PROBLEM TO SOLVE
Without the pictures, can you quote each line below exactly?

DATA IN THIS EXERCISE
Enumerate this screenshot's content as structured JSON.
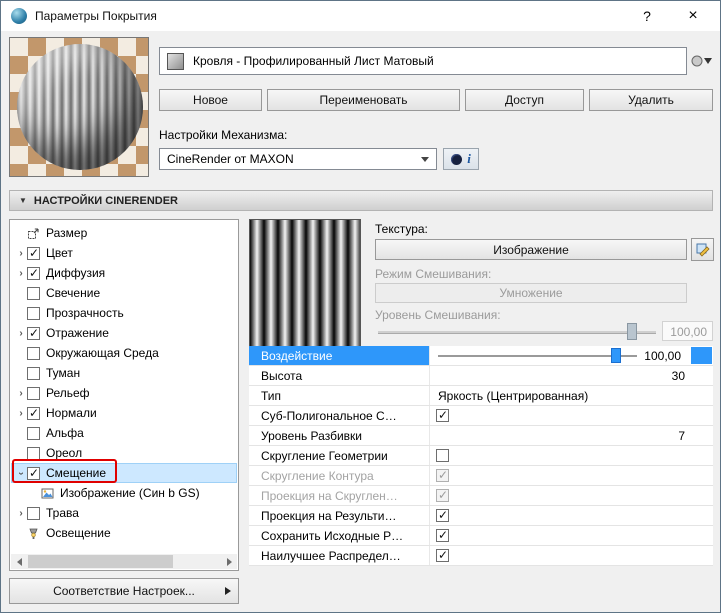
{
  "window": {
    "title": "Параметры Покрытия",
    "help": "?",
    "close": "×"
  },
  "material": {
    "name": "Кровля - Профилированный Лист Матовый",
    "buttons": [
      "Новое",
      "Переименовать",
      "Доступ",
      "Удалить"
    ],
    "engine_label": "Настройки Механизма:",
    "engine_value": "CineRender от MAXON",
    "info_label": "i"
  },
  "section": {
    "title": "НАСТРОЙКИ CINERENDER",
    "collapse_icon": "▼"
  },
  "tree": {
    "items": [
      {
        "label": "Размер",
        "icon": "resize-icon"
      },
      {
        "label": "Цвет",
        "checkbox": true,
        "expander": "collapsed"
      },
      {
        "label": "Диффузия",
        "checkbox": true,
        "expander": "collapsed"
      },
      {
        "label": "Свечение",
        "checkbox": false
      },
      {
        "label": "Прозрачность",
        "checkbox": false
      },
      {
        "label": "Отражение",
        "checkbox": true,
        "expander": "collapsed"
      },
      {
        "label": "Окружающая Среда",
        "checkbox": false
      },
      {
        "label": "Туман",
        "checkbox": false
      },
      {
        "label": "Рельеф",
        "checkbox": false,
        "expander": "collapsed"
      },
      {
        "label": "Нормали",
        "checkbox": true,
        "expander": "collapsed"
      },
      {
        "label": "Альфа",
        "checkbox": false
      },
      {
        "label": "Ореол",
        "checkbox": false
      },
      {
        "label": "Смещение",
        "checkbox": true,
        "expander": "expanded",
        "selected": true,
        "annotated": true
      },
      {
        "label": "Изображение (Син b GS)",
        "icon": "image-icon",
        "child": true
      },
      {
        "label": "Трава",
        "checkbox": false,
        "expander": "collapsed"
      },
      {
        "label": "Освещение",
        "icon": "lamp-icon"
      }
    ],
    "match_button": "Соответствие Настроек..."
  },
  "panel": {
    "texture_label": "Текстура:",
    "texture_button": "Изображение",
    "blend_mode_label": "Режим Смешивания:",
    "blend_mode_value": "Умножение",
    "blend_level_label": "Уровень Смешивания:",
    "blend_level_value": "100,00",
    "rows": [
      {
        "label": "Воздействие",
        "type": "slider",
        "value": "100,00",
        "selected": true
      },
      {
        "label": "Высота",
        "type": "value",
        "value": "30"
      },
      {
        "label": "Тип",
        "type": "text",
        "value": "Яркость (Центрированная)"
      },
      {
        "label": "Суб-Полигональное С…",
        "type": "checkbox",
        "checked": true
      },
      {
        "label": "Уровень Разбивки",
        "type": "value",
        "value": "7"
      },
      {
        "label": "Скругление Геометрии",
        "type": "checkbox",
        "checked": false
      },
      {
        "label": "Скругление Контура",
        "type": "checkbox",
        "checked": true,
        "disabled": true
      },
      {
        "label": "Проекция на Скруглен…",
        "type": "checkbox",
        "checked": true,
        "disabled": true
      },
      {
        "label": "Проекция на Результи…",
        "type": "checkbox",
        "checked": true
      },
      {
        "label": "Сохранить Исходные Р…",
        "type": "checkbox",
        "checked": true
      },
      {
        "label": "Наилучшее Распредел…",
        "type": "checkbox",
        "checked": true
      }
    ]
  },
  "colors": {
    "accent_blue": "#2e97fa",
    "selection": "#cde8ff",
    "annotation_red": "#e00000"
  },
  "icons": {
    "checkmark": "✓",
    "expander_collapsed": "›"
  }
}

TASK RESPONSE
Enumerate this screenshot's content as structured JSON.
{
  "window": {
    "title": "Параметры Покрытия",
    "help": "?",
    "close": "×"
  },
  "material": {
    "name": "Кровля - Профилированный Лист Матовый",
    "buttons": [
      "Новое",
      "Переименовать",
      "Доступ",
      "Удалить"
    ],
    "engine_label": "Настройки Механизма:",
    "engine_value": "CineRender от MAXON",
    "info_label": "i"
  },
  "section": {
    "title": "НАСТРОЙКИ CINERENDER",
    "collapse_icon": "▼"
  },
  "tree": {
    "items": [
      {
        "label": "Размер",
        "icon": "resize-icon"
      },
      {
        "label": "Цвет",
        "checkbox": true,
        "expander": "collapsed"
      },
      {
        "label": "Диффузия",
        "checkbox": true,
        "expander": "collapsed"
      },
      {
        "label": "Свечение",
        "checkbox": false
      },
      {
        "label": "Прозрачность",
        "checkbox": false
      },
      {
        "label": "Отражение",
        "checkbox": true,
        "expander": "collapsed"
      },
      {
        "label": "Окружающая Среда",
        "checkbox": false
      },
      {
        "label": "Туман",
        "checkbox": false
      },
      {
        "label": "Рельеф",
        "checkbox": false,
        "expander": "collapsed"
      },
      {
        "label": "Нормали",
        "checkbox": true,
        "expander": "collapsed"
      },
      {
        "label": "Альфа",
        "checkbox": false
      },
      {
        "label": "Ореол",
        "checkbox": false
      },
      {
        "label": "Смещение",
        "checkbox": true,
        "expander": "expanded",
        "selected": true,
        "annotated": true
      },
      {
        "label": "Изображение (Син b GS)",
        "icon": "image-icon",
        "child": true
      },
      {
        "label": "Трава",
        "checkbox": false,
        "expander": "collapsed"
      },
      {
        "label": "Освещение",
        "icon": "lamp-icon"
      }
    ],
    "match_button": "Соответствие Настроек..."
  },
  "panel": {
    "texture_label": "Текстура:",
    "texture_button": "Изображение",
    "blend_mode_label": "Режим Смешивания:",
    "blend_mode_value": "Умножение",
    "blend_level_label": "Уровень Смешивания:",
    "blend_level_value": "100,00",
    "rows": [
      {
        "label": "Воздействие",
        "type": "slider",
        "value": "100,00",
        "selected": true
      },
      {
        "label": "Высота",
        "type": "value",
        "value": "30"
      },
      {
        "label": "Тип",
        "type": "text",
        "value": "Яркость (Центрированная)"
      },
      {
        "label": "Суб-Полигональное С…",
        "type": "checkbox",
        "checked": true
      },
      {
        "label": "Уровень Разбивки",
        "type": "value",
        "value": "7"
      },
      {
        "label": "Скругление Геометрии",
        "type": "checkbox",
        "checked": false
      },
      {
        "label": "Скругление Контура",
        "type": "checkbox",
        "checked": true,
        "disabled": true
      },
      {
        "label": "Проекция на Скруглен…",
        "type": "checkbox",
        "checked": true,
        "disabled": true
      },
      {
        "label": "Проекция на Результи…",
        "type": "checkbox",
        "checked": true
      },
      {
        "label": "Сохранить Исходные Р…",
        "type": "checkbox",
        "checked": true
      },
      {
        "label": "Наилучшее Распредел…",
        "type": "checkbox",
        "checked": true
      }
    ]
  },
  "colors": {
    "accent_blue": "#2e97fa",
    "selection": "#cde8ff",
    "annotation_red": "#e00000"
  },
  "icons": {
    "checkmark": "✓",
    "expander_collapsed": "›"
  }
}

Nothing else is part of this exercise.